**Data supplied:**
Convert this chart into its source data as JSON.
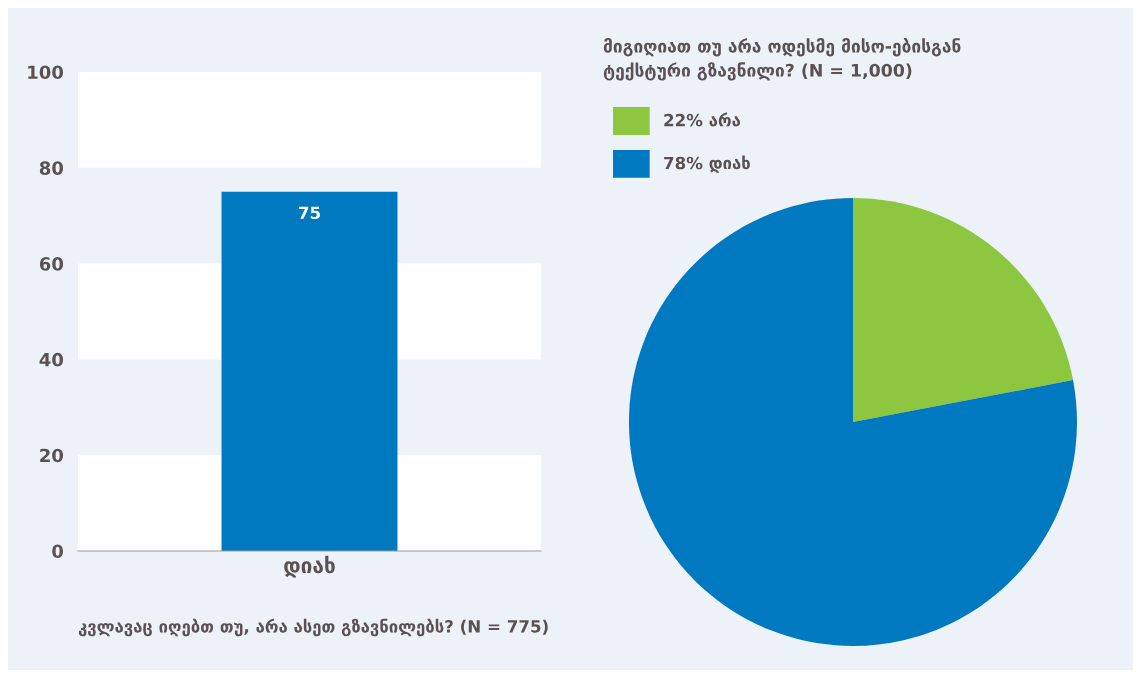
{
  "chart_data": [
    {
      "type": "bar",
      "categories": [
        "დიახ"
      ],
      "values": [
        75
      ],
      "color": "#0079c1",
      "ylim": [
        0,
        100
      ],
      "yticks": [
        0,
        20,
        40,
        60,
        80,
        100
      ],
      "data_labels": true,
      "bands": [
        {
          "axis": "y",
          "from": 0,
          "to": 20,
          "color": "#ffffff"
        },
        {
          "axis": "y",
          "from": 40,
          "to": 60,
          "color": "#ffffff"
        },
        {
          "axis": "y",
          "from": 80,
          "to": 100,
          "color": "#ffffff"
        }
      ],
      "annotations": [
        "კვლავაც იღებთ თუ, არა ასეთ გზავნილებს? (N = 775)"
      ]
    },
    {
      "type": "pie",
      "title": "მიგიღიათ თუ არა ოდესმე მისო-ებისგან\nტექსტური გზავნილი? (N = 1,000)",
      "categories": [
        "არა",
        "დიახ"
      ],
      "values": [
        22,
        78
      ],
      "value_labels": [
        "22%",
        "78%"
      ],
      "colors": [
        "#8dc63f",
        "#0079c1"
      ],
      "legend": "top left"
    }
  ]
}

**Required work:** Copy every record character for character. Skip the pictures.

**Solution to this problem:**
Convert this chart into its source data as JSON.
{
  "chart_data": [
    {
      "type": "bar",
      "categories": [
        "დიახ"
      ],
      "values": [
        75
      ],
      "color": "#0079c1",
      "ylim": [
        0,
        100
      ],
      "yticks": [
        0,
        20,
        40,
        60,
        80,
        100
      ],
      "data_labels": true,
      "bands": [
        {
          "axis": "y",
          "from": 0,
          "to": 20,
          "color": "#ffffff"
        },
        {
          "axis": "y",
          "from": 40,
          "to": 60,
          "color": "#ffffff"
        },
        {
          "axis": "y",
          "from": 80,
          "to": 100,
          "color": "#ffffff"
        }
      ],
      "annotations": [
        "კვლავაც იღებთ თუ, არა ასეთ გზავნილებს? (N = 775)"
      ]
    },
    {
      "type": "pie",
      "title": "მიგიღიათ თუ არა ოდესმე მისო-ებისგან\nტექსტური გზავნილი? (N = 1,000)",
      "categories": [
        "არა",
        "დიახ"
      ],
      "values": [
        22,
        78
      ],
      "value_labels": [
        "22%",
        "78%"
      ],
      "colors": [
        "#8dc63f",
        "#0079c1"
      ],
      "legend": "top left"
    }
  ]
}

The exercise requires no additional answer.